Problem requirements: In the listing below, locate the lines that hold "Anthony" and copy them.
━━ Provided records
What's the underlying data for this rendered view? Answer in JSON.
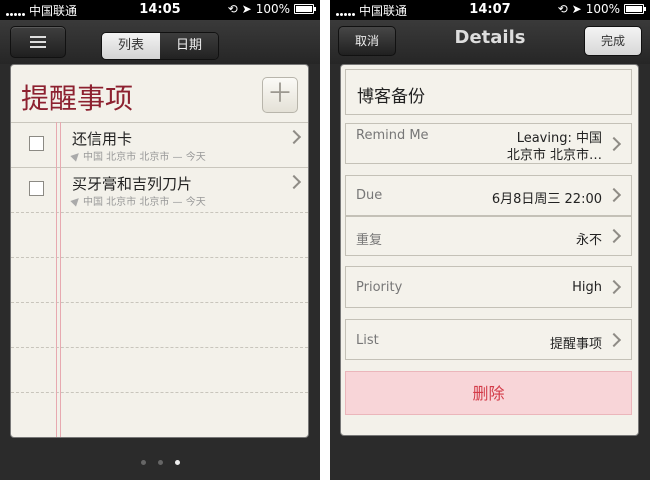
{
  "left": {
    "status": {
      "carrier": "中国联通",
      "time": "14:05",
      "battery": "100%"
    },
    "nav": {
      "tabs": [
        "列表",
        "日期"
      ]
    },
    "list_title": "提醒事项",
    "reminders": [
      {
        "title": "还信用卡",
        "meta": "中国 北京市 北京市 — 今天"
      },
      {
        "title": "买牙膏和吉列刀片",
        "meta": "中国 北京市 北京市 — 今天"
      }
    ]
  },
  "right": {
    "status": {
      "carrier": "中国联通",
      "time": "14:07",
      "battery": "100%"
    },
    "nav": {
      "cancel": "取消",
      "title": "Details",
      "done": "完成"
    },
    "title_field": "博客备份",
    "remind_me": {
      "label": "Remind Me",
      "value_line1": "Leaving: 中国",
      "value_line2": "北京市 北京市…"
    },
    "due": {
      "label": "Due",
      "value": "6月8日周三  22:00"
    },
    "repeat": {
      "label": "重复",
      "value": "永不"
    },
    "priority": {
      "label": "Priority",
      "value": "High"
    },
    "list": {
      "label": "List",
      "value": "提醒事项"
    },
    "delete": "删除"
  }
}
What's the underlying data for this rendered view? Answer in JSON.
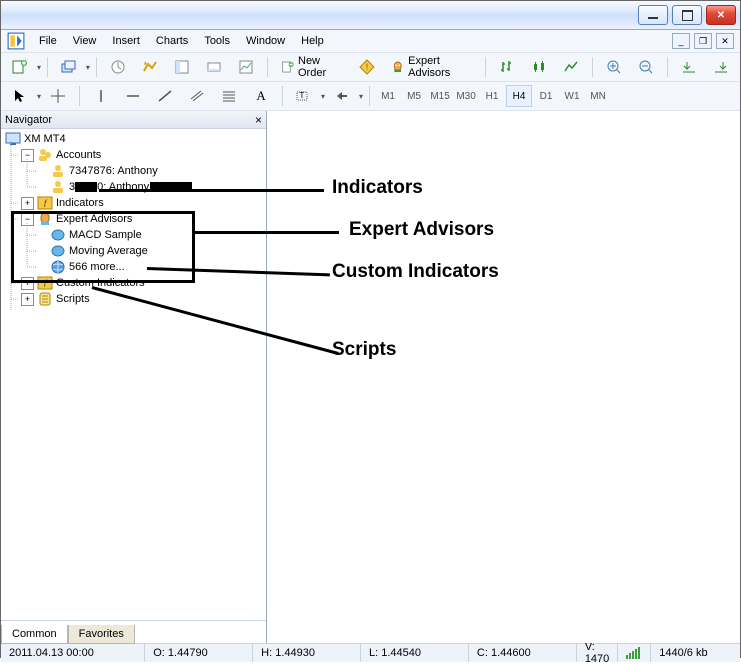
{
  "menu": {
    "file": "File",
    "view": "View",
    "insert": "Insert",
    "charts": "Charts",
    "tools": "Tools",
    "window": "Window",
    "help": "Help"
  },
  "toolbar": {
    "new_order": "New Order",
    "expert_advisors": "Expert Advisors"
  },
  "timeframes": [
    "M1",
    "M5",
    "M15",
    "M30",
    "H1",
    "H4",
    "D1",
    "W1",
    "MN"
  ],
  "timeframe_selected": "H4",
  "navigator": {
    "title": "Navigator",
    "root": "XM MT4",
    "accounts": "Accounts",
    "account1": "7347876: Anthony",
    "account2_prefix": "3",
    "account2_suffix": "0: Anthony",
    "indicators": "Indicators",
    "expert_advisors": "Expert Advisors",
    "ea1": "MACD Sample",
    "ea2": "Moving Average",
    "ea_more": "566 more...",
    "custom_indicators": "Custom Indicators",
    "scripts": "Scripts",
    "tab_common": "Common",
    "tab_favorites": "Favorites"
  },
  "callouts": {
    "indicators": "Indicators",
    "ea": "Expert Advisors",
    "ci": "Custom Indicators",
    "scripts": "Scripts"
  },
  "status": {
    "date": "2011.04.13 00:00",
    "open": "O: 1.44790",
    "high": "H: 1.44930",
    "low": "L: 1.44540",
    "close": "C: 1.44600",
    "vol": "V: 1470",
    "conn": "1440/6 kb"
  }
}
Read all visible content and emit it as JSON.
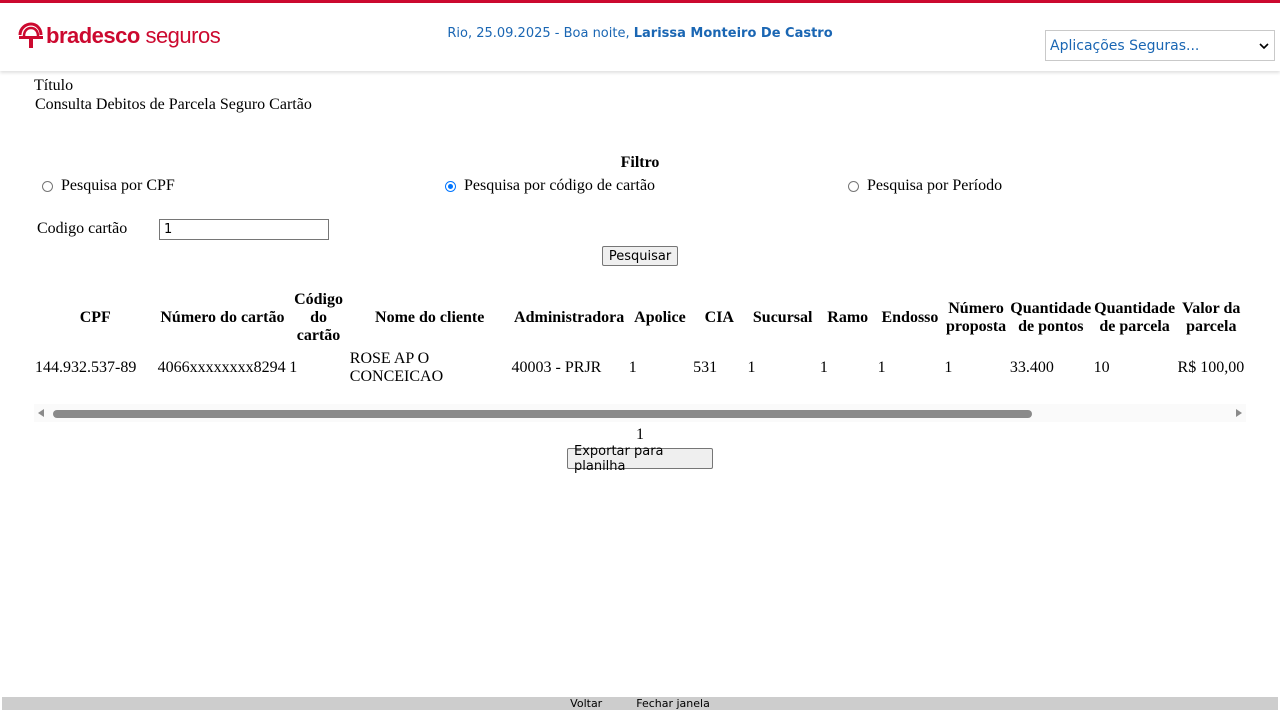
{
  "header": {
    "brand_bold": "bradesco",
    "brand_light": " seguros",
    "greeting_prefix": "Rio, 25.09.2025 - Boa noite, ",
    "user_name": "Larissa Monteiro De Castro",
    "apps_select_value": "Aplicações Seguras...",
    "brand_color": "#cc092f",
    "accent_color": "#1a66b3"
  },
  "page": {
    "title_image_alt": "Título",
    "subtitle": "Consulta Debitos de Parcela Seguro Cartão"
  },
  "filter": {
    "heading": "Filtro",
    "options": [
      {
        "label": "Pesquisa por CPF",
        "checked": false
      },
      {
        "label": "Pesquisa por código de cartão",
        "checked": true
      },
      {
        "label": "Pesquisa por Período",
        "checked": false
      }
    ],
    "codigo_label": "Codigo cartão",
    "codigo_value": "1",
    "search_button": "Pesquisar"
  },
  "table": {
    "headers": [
      "CPF",
      "Número do cartão",
      "Código do cartão",
      "Nome do cliente",
      "Administradora",
      "Apolice",
      "CIA",
      "Sucursal",
      "Ramo",
      "Endosso",
      "Número proposta",
      "Quantidade de pontos",
      "Quantidade de parcela",
      "Valor da parcela"
    ],
    "rows": [
      [
        "144.932.537-89",
        "4066xxxxxxxx8294",
        "1",
        "ROSE AP O CONCEICAO",
        "40003 - PRJR",
        "1",
        "531",
        "1",
        "1",
        "1",
        "1",
        "33.400",
        "10",
        "R$ 100,00"
      ]
    ]
  },
  "pager": {
    "current": "1"
  },
  "export_button": "Exportar para planilha",
  "footer": {
    "back": "Voltar",
    "close": "Fechar janela"
  }
}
━━━━
Answer for this exercise:
    "account1": "7347876: Anthony",
    "account2_suffix": "0: Anthony",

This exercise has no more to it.